## GIVEN REQUEST
From the records, pick out and copy each line containing "ценные".

(Dataset excerpt)
* * * * * * *
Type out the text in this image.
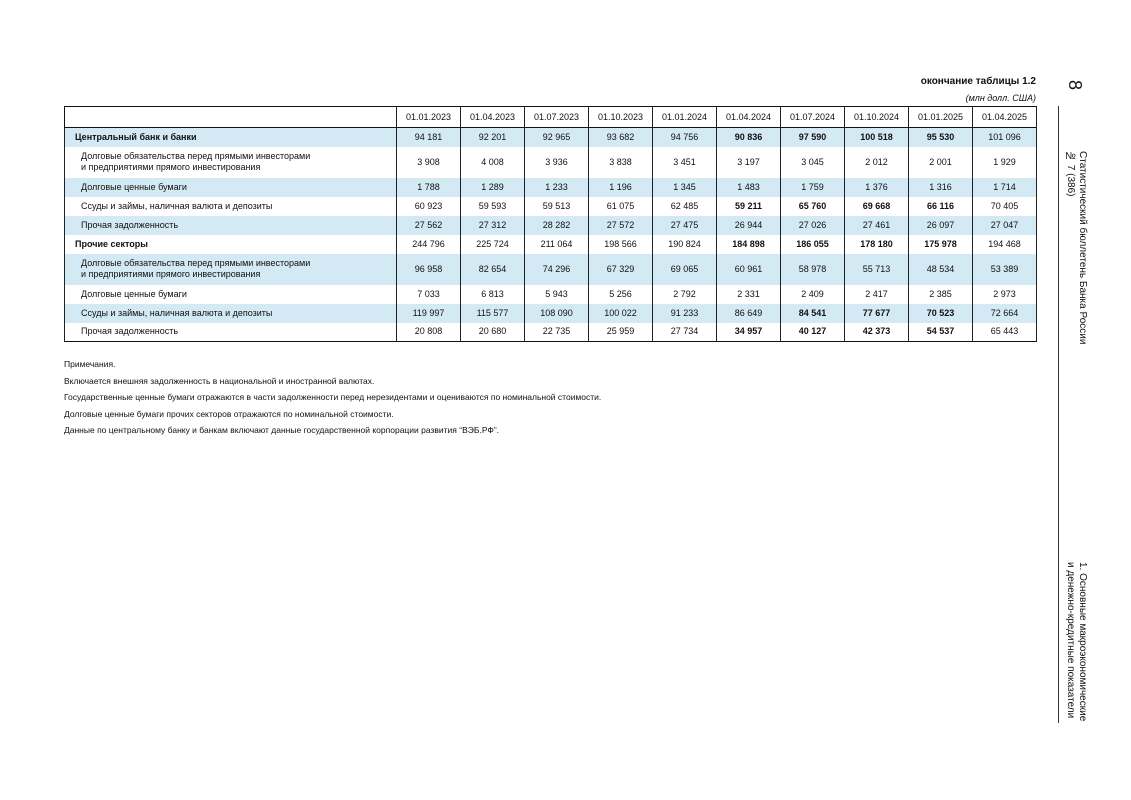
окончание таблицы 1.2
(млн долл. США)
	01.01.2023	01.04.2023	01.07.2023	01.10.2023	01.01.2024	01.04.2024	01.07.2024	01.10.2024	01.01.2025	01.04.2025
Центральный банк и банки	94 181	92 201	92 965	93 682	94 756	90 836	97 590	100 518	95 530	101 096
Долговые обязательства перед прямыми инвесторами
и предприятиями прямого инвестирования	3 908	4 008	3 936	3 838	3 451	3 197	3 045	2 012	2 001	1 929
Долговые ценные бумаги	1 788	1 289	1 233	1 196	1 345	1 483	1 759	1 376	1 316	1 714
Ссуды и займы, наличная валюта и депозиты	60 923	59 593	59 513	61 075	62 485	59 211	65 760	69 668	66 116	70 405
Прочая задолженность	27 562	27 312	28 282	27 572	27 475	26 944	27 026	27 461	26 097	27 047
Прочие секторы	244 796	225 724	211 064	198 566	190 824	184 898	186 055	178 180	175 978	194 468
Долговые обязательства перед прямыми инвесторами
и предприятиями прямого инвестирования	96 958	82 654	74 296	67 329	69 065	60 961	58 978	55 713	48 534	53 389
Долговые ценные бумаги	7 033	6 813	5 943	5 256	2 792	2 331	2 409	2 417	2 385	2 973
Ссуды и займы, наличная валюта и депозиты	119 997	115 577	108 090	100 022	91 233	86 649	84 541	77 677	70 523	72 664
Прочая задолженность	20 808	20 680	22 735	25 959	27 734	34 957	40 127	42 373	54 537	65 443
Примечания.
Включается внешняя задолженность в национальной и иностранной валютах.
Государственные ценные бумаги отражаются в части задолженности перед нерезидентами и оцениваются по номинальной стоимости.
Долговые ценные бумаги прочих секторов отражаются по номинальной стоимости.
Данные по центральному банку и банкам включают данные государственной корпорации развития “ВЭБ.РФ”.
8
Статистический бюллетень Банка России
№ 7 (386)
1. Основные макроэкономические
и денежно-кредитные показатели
* * * * * * *
## EXERCISE ANSWER
Долговые ценные бумаги	1 788	1 289	1 233	1 196	1 345	1 483	1 759	1 376	1 316	1 714
Долговые ценные бумаги	7 033	6 813	5 943	5 256	2 792	2 331	2 409	2 417	2 385	2 973
Государственные ценные бумаги отражаются в части задолженности перед нерезидентами и оцениваются по номинальной стоимости.
Долговые ценные бумаги прочих секторов отражаются по номинальной стоимости.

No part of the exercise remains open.